---------- SUPPLIED MATERIAL
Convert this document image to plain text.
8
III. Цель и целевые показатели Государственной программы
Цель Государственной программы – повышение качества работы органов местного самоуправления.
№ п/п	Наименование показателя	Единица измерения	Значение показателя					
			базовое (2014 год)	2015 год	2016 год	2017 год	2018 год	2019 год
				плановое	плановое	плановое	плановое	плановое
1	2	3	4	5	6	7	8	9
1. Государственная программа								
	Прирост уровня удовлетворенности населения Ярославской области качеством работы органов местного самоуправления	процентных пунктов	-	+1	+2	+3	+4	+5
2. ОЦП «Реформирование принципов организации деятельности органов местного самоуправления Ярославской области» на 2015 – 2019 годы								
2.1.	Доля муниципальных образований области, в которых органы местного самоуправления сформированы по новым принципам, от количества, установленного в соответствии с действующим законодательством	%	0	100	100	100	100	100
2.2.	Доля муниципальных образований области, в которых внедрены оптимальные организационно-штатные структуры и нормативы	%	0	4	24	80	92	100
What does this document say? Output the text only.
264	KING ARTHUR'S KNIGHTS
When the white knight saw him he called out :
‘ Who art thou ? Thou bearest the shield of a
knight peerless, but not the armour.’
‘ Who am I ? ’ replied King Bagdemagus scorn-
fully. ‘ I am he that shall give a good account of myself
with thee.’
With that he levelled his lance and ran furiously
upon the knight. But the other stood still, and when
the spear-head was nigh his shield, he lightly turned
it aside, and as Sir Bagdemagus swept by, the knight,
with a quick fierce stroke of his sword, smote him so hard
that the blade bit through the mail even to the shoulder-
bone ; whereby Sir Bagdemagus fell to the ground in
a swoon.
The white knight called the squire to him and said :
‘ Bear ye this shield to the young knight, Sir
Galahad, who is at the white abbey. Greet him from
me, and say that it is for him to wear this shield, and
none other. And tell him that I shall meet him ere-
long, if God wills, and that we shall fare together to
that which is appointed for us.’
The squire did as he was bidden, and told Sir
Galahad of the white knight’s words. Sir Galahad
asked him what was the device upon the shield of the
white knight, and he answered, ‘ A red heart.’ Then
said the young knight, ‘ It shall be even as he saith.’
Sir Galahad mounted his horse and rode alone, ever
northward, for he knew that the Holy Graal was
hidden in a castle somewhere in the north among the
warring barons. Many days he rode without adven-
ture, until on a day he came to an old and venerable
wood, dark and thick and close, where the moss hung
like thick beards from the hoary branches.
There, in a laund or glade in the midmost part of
--------------------
» **WHAT NEEDS TO BE DONE**
Print out every entry, keeping each one exact.

» **TASK RESPONSE**
Convert this document image to plain text.
8
III. Цель и целевые показатели Государственной программы
Цель Государственной программы – повышение качества работы органов местного самоуправления.
№ п/п	Наименование показателя	Единица измерения	Значение показателя					
			базовое (2014 год)	2015 год	2016 год	2017 год	2018 год	2019 год
				плановое	плановое	плановое	плановое	плановое
1	2	3	4	5	6	7	8	9
1. Государственная программа								
	Прирост уровня удовлетворенности населения Ярославской области качеством работы органов местного самоуправления	процентных пунктов	-	+1	+2	+3	+4	+5
2. ОЦП «Реформирование принципов организации деятельности органов местного самоуправления Ярославской области» на 2015 – 2019 годы								
2.1.	Доля муниципальных образований области, в которых органы местного самоуправления сформированы по новым принципам, от количества, установленного в соответствии с действующим законодательством	%	0	100	100	100	100	100
2.2.	Доля муниципальных образований области, в которых внедрены оптимальные организационно-штатные структуры и нормативы	%	0	4	24	80	92	100
What does this document say? Output the text only.
264	KING ARTHUR'S KNIGHTS
When the white knight saw him he called out :
‘ Who art thou ? Thou bearest the shield of a
knight peerless, but not the armour.’
‘ Who am I ? ’ replied King Bagdemagus scorn-
fully. ‘ I am he that shall give a good account of myself
with thee.’
With that he levelled his lance and ran furiously
upon the knight. But the other stood still, and when
the spear-head was nigh his shield, he lightly turned
it aside, and as Sir Bagdemagus swept by, the knight,
with a quick fierce stroke of his sword, smote him so hard
that the blade bit through the mail even to the shoulder-
bone ; whereby Sir Bagdemagus fell to the ground in
a swoon.
The white knight called the squire to him and said :
‘ Bear ye this shield to the young knight, Sir
Galahad, who is at the white abbey. Greet him from
me, and say that it is for him to wear this shield, and
none other. And tell him that I shall meet him ere-
long, if God wills, and that we shall fare together to
that which is appointed for us.’
The squire did as he was bidden, and told Sir
Galahad of the white knight’s words. Sir Galahad
asked him what was the device upon the shield of the
white knight, and he answered, ‘ A red heart.’ Then
said the young knight, ‘ It shall be even as he saith.’
Sir Galahad mounted his horse and rode alone, ever
northward, for he knew that the Holy Graal was
hidden in a castle somewhere in the north among the
warring barons. Many days he rode without adven-
ture, until on a day he came to an old and venerable
wood, dark and thick and close, where the moss hung
like thick beards from the hoary branches.
There, in a laund or glade in the midmost part of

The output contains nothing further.